(Excerpts from a figure dataset)

════════════════

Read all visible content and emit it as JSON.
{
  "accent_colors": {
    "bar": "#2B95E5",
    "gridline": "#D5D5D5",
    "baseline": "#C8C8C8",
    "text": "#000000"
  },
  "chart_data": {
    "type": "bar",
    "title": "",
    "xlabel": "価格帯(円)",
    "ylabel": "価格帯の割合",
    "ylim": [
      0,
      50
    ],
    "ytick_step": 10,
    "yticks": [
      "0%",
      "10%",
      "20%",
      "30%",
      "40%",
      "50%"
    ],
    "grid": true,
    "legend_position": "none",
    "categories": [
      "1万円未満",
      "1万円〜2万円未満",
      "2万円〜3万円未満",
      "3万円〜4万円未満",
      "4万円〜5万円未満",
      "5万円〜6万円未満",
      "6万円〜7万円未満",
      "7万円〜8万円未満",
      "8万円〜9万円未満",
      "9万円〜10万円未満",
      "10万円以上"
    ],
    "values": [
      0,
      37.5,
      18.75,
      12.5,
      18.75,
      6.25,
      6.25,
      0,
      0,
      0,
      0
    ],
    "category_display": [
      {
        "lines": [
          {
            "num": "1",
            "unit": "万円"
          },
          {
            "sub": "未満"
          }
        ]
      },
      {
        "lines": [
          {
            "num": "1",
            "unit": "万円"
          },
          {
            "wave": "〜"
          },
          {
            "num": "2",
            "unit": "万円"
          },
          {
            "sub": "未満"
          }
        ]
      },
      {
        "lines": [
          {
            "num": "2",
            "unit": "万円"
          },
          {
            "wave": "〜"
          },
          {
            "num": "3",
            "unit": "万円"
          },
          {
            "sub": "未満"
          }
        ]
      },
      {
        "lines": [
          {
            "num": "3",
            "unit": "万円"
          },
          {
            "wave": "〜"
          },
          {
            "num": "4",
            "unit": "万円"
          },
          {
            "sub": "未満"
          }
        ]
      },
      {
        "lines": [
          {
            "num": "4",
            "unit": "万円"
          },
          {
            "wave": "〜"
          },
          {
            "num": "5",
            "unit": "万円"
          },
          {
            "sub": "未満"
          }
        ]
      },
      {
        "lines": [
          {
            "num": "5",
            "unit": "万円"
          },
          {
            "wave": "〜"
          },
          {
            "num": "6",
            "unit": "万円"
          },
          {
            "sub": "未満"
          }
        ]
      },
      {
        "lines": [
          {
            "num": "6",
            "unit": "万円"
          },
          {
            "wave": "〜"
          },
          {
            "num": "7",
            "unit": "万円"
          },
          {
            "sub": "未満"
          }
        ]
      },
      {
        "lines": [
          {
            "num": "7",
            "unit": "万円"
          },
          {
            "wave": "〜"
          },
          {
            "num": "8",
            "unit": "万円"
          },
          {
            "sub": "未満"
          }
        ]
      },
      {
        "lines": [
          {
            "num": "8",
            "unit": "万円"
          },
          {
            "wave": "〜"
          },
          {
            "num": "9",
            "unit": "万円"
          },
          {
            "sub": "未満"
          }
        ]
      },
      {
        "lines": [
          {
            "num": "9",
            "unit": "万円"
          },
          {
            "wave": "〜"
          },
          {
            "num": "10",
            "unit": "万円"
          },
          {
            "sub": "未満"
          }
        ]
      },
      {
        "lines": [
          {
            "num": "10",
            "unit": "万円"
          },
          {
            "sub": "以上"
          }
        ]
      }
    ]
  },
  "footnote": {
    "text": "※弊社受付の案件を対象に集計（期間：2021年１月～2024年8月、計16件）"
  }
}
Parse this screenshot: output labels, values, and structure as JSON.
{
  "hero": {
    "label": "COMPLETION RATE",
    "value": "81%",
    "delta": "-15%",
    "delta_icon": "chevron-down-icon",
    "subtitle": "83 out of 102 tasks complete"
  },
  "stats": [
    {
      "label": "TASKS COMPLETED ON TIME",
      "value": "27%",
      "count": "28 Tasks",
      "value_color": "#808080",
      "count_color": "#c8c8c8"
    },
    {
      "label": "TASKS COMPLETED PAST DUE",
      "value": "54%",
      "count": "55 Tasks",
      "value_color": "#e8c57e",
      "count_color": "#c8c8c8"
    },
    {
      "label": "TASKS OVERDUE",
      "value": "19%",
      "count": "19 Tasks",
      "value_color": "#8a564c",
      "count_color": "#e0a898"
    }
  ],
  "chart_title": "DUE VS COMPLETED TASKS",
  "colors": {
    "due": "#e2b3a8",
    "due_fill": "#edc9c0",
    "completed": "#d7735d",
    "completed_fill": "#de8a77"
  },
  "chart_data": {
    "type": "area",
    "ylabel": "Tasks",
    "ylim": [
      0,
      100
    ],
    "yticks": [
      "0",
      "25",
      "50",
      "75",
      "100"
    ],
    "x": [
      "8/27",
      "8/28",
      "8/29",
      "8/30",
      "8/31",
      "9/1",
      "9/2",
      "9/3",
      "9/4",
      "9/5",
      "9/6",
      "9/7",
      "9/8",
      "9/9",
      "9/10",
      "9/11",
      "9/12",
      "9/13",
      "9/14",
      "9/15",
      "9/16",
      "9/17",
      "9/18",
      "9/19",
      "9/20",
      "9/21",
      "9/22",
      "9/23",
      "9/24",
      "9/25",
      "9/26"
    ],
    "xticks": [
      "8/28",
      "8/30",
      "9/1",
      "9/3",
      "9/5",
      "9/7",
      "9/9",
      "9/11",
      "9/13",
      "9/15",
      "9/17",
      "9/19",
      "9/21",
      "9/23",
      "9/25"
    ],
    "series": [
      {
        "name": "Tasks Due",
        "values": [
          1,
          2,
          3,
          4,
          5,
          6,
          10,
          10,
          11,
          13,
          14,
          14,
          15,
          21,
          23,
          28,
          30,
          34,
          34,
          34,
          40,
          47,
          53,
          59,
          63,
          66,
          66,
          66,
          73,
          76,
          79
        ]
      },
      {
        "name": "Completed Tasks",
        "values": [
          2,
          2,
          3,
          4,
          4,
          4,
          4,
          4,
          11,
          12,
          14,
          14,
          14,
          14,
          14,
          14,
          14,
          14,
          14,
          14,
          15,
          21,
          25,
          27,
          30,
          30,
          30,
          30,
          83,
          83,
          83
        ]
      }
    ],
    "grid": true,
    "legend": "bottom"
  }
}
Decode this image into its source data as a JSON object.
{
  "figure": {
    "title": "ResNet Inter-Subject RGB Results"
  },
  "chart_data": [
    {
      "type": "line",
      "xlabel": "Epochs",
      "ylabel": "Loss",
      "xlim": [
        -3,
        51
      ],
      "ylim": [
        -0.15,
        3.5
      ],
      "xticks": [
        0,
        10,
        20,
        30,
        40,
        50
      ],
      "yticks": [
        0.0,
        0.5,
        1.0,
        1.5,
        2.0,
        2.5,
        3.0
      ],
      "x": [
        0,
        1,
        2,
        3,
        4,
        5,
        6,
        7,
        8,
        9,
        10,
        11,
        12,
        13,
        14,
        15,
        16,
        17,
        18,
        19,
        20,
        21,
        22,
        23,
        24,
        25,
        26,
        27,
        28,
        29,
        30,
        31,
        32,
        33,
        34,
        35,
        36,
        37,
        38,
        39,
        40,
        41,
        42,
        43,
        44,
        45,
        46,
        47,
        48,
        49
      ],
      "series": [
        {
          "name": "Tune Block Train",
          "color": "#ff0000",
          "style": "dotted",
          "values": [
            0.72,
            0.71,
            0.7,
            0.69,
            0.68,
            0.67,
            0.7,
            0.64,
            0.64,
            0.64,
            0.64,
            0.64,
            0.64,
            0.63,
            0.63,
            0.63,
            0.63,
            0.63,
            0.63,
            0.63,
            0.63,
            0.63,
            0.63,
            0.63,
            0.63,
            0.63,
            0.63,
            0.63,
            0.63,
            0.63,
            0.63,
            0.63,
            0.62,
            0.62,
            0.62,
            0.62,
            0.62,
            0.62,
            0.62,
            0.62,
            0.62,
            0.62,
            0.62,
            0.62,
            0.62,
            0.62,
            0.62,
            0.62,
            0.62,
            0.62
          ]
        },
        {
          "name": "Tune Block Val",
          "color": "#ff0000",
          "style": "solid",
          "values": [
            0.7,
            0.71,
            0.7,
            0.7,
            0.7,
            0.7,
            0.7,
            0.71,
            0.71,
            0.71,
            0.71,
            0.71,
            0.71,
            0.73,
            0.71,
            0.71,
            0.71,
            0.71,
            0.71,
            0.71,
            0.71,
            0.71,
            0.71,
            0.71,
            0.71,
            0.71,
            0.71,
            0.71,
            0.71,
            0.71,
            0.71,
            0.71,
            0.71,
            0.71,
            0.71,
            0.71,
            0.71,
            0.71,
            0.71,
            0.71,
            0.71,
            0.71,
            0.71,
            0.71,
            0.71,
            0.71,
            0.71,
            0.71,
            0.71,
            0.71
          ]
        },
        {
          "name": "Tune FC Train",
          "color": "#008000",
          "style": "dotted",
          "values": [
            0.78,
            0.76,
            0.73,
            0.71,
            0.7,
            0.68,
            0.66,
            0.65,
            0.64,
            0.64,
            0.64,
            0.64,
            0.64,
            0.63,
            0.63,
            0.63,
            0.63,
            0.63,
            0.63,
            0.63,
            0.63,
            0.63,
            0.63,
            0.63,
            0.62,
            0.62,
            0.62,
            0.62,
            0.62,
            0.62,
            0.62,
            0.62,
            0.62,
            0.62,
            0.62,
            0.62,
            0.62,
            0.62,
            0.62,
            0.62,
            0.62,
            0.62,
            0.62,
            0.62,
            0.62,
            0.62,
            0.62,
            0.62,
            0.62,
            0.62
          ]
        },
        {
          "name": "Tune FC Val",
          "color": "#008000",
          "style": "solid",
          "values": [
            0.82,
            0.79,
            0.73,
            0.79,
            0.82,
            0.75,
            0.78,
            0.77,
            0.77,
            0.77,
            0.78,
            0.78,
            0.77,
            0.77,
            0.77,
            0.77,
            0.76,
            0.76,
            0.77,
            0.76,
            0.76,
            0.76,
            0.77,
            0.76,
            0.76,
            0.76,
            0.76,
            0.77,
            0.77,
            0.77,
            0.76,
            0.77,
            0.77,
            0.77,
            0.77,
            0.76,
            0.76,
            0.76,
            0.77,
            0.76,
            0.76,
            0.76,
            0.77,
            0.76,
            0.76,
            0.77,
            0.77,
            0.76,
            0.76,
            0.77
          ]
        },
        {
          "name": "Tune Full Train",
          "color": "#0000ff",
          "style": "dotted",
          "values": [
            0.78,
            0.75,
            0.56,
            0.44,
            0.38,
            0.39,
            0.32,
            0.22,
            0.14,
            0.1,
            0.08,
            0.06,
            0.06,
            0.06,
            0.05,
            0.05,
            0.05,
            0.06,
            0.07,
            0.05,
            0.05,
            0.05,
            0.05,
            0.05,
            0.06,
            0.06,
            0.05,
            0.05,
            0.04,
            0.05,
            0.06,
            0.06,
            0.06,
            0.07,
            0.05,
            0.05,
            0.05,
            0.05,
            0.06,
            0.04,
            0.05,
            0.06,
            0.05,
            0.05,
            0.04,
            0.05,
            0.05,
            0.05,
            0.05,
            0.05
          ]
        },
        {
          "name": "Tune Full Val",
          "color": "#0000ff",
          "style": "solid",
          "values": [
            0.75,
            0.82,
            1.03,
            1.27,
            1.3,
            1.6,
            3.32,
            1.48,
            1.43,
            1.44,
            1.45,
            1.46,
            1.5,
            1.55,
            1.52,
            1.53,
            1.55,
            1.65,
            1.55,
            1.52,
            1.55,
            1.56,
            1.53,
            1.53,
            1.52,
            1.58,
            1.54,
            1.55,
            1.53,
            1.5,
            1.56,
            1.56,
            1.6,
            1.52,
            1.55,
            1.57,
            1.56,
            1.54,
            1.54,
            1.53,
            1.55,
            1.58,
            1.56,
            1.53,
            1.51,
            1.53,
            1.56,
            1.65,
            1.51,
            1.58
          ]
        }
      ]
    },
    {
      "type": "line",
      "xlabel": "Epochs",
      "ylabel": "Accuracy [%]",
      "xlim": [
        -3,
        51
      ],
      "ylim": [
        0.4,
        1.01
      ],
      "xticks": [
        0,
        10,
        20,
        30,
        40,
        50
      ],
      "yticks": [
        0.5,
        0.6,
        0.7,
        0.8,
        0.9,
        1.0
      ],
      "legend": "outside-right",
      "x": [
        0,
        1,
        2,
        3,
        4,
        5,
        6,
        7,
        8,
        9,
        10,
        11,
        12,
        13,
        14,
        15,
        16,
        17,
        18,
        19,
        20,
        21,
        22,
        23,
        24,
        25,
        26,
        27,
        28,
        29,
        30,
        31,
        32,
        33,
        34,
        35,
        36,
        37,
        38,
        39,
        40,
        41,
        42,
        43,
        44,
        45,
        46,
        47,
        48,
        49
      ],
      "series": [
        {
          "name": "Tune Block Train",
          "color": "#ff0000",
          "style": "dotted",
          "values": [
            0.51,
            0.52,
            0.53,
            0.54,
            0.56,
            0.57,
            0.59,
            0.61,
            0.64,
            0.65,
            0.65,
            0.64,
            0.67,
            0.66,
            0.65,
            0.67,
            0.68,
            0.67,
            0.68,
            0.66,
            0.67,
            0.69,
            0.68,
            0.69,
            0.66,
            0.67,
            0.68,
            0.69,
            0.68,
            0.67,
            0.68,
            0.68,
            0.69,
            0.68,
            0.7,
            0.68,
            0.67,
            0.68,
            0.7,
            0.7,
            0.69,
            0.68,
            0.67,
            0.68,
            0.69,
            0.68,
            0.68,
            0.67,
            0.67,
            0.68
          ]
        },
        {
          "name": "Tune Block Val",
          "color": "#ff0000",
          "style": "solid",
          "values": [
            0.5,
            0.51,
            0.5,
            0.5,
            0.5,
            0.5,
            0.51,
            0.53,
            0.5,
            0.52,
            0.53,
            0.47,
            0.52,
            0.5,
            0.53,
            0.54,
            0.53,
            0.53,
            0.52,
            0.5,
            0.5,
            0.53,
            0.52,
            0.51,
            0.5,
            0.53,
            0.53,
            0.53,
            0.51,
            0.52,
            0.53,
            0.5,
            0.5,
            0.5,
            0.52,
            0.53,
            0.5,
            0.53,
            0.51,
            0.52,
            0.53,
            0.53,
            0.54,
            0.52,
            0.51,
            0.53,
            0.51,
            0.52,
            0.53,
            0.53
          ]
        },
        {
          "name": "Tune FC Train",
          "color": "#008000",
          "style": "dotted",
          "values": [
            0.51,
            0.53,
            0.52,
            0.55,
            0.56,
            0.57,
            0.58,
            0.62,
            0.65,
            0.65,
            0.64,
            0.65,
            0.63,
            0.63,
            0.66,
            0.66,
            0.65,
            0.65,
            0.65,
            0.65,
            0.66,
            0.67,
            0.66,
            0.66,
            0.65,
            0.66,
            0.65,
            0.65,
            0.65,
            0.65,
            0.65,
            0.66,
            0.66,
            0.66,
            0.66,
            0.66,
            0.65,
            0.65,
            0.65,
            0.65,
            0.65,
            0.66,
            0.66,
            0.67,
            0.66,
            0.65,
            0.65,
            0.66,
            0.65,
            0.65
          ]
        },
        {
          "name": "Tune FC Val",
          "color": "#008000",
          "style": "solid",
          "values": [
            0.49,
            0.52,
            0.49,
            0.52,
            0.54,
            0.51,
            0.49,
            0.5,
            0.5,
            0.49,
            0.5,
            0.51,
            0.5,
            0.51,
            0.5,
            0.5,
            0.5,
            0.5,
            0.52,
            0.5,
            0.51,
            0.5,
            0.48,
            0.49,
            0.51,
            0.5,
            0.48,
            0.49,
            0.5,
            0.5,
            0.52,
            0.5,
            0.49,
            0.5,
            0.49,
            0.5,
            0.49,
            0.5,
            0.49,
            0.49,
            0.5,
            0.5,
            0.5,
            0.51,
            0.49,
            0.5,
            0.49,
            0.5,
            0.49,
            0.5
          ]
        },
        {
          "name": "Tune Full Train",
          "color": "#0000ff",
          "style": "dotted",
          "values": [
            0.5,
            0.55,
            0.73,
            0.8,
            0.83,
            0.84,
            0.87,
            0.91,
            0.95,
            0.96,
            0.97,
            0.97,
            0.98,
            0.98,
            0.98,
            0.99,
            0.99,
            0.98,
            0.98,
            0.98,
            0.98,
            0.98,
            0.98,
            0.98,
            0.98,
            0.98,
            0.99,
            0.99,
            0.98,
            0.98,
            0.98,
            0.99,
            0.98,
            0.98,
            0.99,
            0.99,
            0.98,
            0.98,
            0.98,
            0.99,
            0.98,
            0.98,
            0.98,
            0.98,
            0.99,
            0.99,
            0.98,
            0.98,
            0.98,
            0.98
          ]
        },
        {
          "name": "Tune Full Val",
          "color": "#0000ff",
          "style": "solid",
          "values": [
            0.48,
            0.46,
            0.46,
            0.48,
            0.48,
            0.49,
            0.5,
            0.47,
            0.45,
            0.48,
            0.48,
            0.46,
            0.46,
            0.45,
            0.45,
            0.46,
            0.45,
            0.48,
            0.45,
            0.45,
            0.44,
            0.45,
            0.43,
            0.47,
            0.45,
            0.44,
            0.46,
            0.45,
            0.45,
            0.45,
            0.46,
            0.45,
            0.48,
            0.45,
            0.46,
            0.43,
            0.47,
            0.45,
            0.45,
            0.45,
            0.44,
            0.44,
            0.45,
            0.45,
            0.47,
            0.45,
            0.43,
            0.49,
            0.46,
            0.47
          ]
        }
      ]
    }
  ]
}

════════════════

Do this |
Go through the records and show every line with the string "ylabel" in it.

Result of this exercise |
    "ylabel": "価格帯の割合",
    "ylabel": "Tasks",
      "ylabel": "Loss",
      "ylabel": "Accuracy [%]",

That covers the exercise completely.